Exercise description
Return, word for word, every line that follows.

Items from a dataset

-- START --

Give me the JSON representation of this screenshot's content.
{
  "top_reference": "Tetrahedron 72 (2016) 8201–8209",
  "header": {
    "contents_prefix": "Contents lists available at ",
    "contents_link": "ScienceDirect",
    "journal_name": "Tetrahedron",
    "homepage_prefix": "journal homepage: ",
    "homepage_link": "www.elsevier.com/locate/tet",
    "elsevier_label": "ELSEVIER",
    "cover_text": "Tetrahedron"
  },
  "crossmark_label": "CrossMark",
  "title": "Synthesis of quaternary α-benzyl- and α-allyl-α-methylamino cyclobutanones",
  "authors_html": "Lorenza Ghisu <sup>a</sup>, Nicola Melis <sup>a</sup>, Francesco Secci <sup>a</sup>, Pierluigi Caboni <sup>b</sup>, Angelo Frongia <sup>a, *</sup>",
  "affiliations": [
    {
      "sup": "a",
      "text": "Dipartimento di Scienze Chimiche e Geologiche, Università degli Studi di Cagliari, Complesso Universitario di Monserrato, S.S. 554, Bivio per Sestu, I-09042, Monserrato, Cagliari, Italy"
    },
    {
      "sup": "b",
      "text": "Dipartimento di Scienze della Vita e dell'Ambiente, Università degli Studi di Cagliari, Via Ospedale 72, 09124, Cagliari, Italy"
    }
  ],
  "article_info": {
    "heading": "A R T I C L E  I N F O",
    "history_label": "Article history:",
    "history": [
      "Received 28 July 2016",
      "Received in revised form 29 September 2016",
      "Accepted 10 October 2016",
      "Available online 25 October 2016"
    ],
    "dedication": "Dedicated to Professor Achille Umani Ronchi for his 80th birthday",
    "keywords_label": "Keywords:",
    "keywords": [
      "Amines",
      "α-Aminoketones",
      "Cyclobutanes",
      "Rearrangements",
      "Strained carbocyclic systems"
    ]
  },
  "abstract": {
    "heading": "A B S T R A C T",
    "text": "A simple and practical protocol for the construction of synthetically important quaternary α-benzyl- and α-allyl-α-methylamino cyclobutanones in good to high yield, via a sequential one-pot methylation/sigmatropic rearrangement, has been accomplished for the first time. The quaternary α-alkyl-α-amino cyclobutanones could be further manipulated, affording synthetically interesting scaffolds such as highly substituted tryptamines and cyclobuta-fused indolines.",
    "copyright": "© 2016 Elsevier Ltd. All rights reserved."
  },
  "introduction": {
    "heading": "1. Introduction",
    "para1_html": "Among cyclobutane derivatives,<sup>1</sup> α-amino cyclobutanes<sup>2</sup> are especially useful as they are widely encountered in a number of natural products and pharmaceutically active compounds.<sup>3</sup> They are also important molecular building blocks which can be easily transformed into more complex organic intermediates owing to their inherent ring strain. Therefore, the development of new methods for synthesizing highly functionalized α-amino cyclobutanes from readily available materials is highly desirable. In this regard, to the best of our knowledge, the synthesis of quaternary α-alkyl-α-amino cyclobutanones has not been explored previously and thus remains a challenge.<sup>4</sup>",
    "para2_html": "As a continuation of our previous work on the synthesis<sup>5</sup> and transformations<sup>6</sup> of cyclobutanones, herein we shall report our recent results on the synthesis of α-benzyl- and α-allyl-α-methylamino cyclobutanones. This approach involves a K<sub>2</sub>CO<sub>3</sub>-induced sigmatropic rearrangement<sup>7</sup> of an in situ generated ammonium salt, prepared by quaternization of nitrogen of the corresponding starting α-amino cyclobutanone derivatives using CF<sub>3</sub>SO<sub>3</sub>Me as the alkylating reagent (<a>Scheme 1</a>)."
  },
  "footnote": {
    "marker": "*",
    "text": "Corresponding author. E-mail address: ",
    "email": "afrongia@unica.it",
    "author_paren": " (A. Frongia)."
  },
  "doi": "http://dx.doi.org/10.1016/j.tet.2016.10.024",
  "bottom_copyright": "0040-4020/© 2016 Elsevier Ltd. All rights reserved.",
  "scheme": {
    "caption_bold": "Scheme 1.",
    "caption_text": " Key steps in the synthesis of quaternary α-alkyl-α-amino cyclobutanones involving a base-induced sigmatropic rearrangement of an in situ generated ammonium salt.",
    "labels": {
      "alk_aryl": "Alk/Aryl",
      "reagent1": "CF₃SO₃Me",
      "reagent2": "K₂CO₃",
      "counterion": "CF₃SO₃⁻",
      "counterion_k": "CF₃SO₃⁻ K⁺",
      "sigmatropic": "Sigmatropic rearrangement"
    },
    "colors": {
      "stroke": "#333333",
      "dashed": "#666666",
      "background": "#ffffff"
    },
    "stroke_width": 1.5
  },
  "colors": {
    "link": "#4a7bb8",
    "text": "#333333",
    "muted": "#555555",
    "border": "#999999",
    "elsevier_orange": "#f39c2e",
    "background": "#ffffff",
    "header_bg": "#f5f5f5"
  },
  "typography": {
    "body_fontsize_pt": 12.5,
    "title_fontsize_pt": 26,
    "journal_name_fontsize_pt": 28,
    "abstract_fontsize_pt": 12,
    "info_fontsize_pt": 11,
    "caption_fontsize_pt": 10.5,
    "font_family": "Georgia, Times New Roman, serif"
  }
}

-- END --

Expected answer
Give me the JSON representation of this screenshot's content.
{
  "top_reference": "Tetrahedron 72 (2016) 8201–8209",
  "header": {
    "contents_prefix": "Contents lists available at ",
    "contents_link": "ScienceDirect",
    "journal_name": "Tetrahedron",
    "homepage_prefix": "journal homepage: ",
    "homepage_link": "www.elsevier.com/locate/tet",
    "elsevier_label": "ELSEVIER",
    "cover_text": "Tetrahedron"
  },
  "crossmark_label": "CrossMark",
  "title": "Synthesis of quaternary α-benzyl- and α-allyl-α-methylamino cyclobutanones",
  "authors_html": "Lorenza Ghisu <sup>a</sup>, Nicola Melis <sup>a</sup>, Francesco Secci <sup>a</sup>, Pierluigi Caboni <sup>b</sup>, Angelo Frongia <sup>a, *</sup>",
  "affiliations": [
    {
      "sup": "a",
      "text": "Dipartimento di Scienze Chimiche e Geologiche, Università degli Studi di Cagliari, Complesso Universitario di Monserrato, S.S. 554, Bivio per Sestu, I-09042, Monserrato, Cagliari, Italy"
    },
    {
      "sup": "b",
      "text": "Dipartimento di Scienze della Vita e dell'Ambiente, Università degli Studi di Cagliari, Via Ospedale 72, 09124, Cagliari, Italy"
    }
  ],
  "article_info": {
    "heading": "A R T I C L E  I N F O",
    "history_label": "Article history:",
    "history": [
      "Received 28 July 2016",
      "Received in revised form 29 September 2016",
      "Accepted 10 October 2016",
      "Available online 25 October 2016"
    ],
    "dedication": "Dedicated to Professor Achille Umani Ronchi for his 80th birthday",
    "keywords_label": "Keywords:",
    "keywords": [
      "Amines",
      "α-Aminoketones",
      "Cyclobutanes",
      "Rearrangements",
      "Strained carbocyclic systems"
    ]
  },
  "abstract": {
    "heading": "A B S T R A C T",
    "text": "A simple and practical protocol for the construction of synthetically important quaternary α-benzyl- and α-allyl-α-methylamino cyclobutanones in good to high yield, via a sequential one-pot methylation/sigmatropic rearrangement, has been accomplished for the first time. The quaternary α-alkyl-α-amino cyclobutanones could be further manipulated, affording synthetically interesting scaffolds such as highly substituted tryptamines and cyclobuta-fused indolines.",
    "copyright": "© 2016 Elsevier Ltd. All rights reserved."
  },
  "introduction": {
    "heading": "1. Introduction",
    "para1_html": "Among cyclobutane derivatives,<sup>1</sup> α-amino cyclobutanes<sup>2</sup> are especially useful as they are widely encountered in a number of natural products and pharmaceutically active compounds.<sup>3</sup> They are also important molecular building blocks which can be easily transformed into more complex organic intermediates owing to their inherent ring strain. Therefore, the development of new methods for synthesizing highly functionalized α-amino cyclobutanes from readily available materials is highly desirable. In this regard, to the best of our knowledge, the synthesis of quaternary α-alkyl-α-amino cyclobutanones has not been explored previously and thus remains a challenge.<sup>4</sup>",
    "para2_html": "As a continuation of our previous work on the synthesis<sup>5</sup> and transformations<sup>6</sup> of cyclobutanones, herein we shall report our recent results on the synthesis of α-benzyl- and α-allyl-α-methylamino cyclobutanones. This approach involves a K<sub>2</sub>CO<sub>3</sub>-induced sigmatropic rearrangement<sup>7</sup> of an in situ generated ammonium salt, prepared by quaternization of nitrogen of the corresponding starting α-amino cyclobutanone derivatives using CF<sub>3</sub>SO<sub>3</sub>Me as the alkylating reagent (<a>Scheme 1</a>)."
  },
  "footnote": {
    "marker": "*",
    "text": "Corresponding author. E-mail address: ",
    "email": "afrongia@unica.it",
    "author_paren": " (A. Frongia)."
  },
  "doi": "http://dx.doi.org/10.1016/j.tet.2016.10.024",
  "bottom_copyright": "0040-4020/© 2016 Elsevier Ltd. All rights reserved.",
  "scheme": {
    "caption_bold": "Scheme 1.",
    "caption_text": " Key steps in the synthesis of quaternary α-alkyl-α-amino cyclobutanones involving a base-induced sigmatropic rearrangement of an in situ generated ammonium salt.",
    "labels": {
      "alk_aryl": "Alk/Aryl",
      "reagent1": "CF₃SO₃Me",
      "reagent2": "K₂CO₃",
      "counterion": "CF₃SO₃⁻",
      "counterion_k": "CF₃SO₃⁻ K⁺",
      "sigmatropic": "Sigmatropic rearrangement"
    },
    "colors": {
      "stroke": "#333333",
      "dashed": "#666666",
      "background": "#ffffff"
    },
    "stroke_width": 1.5
  },
  "colors": {
    "link": "#4a7bb8",
    "text": "#333333",
    "muted": "#555555",
    "border": "#999999",
    "elsevier_orange": "#f39c2e",
    "background": "#ffffff",
    "header_bg": "#f5f5f5"
  },
  "typography": {
    "body_fontsize_pt": 12.5,
    "title_fontsize_pt": 26,
    "journal_name_fontsize_pt": 28,
    "abstract_fontsize_pt": 12,
    "info_fontsize_pt": 11,
    "caption_fontsize_pt": 10.5,
    "font_family": "Georgia, Times New Roman, serif"
  }
}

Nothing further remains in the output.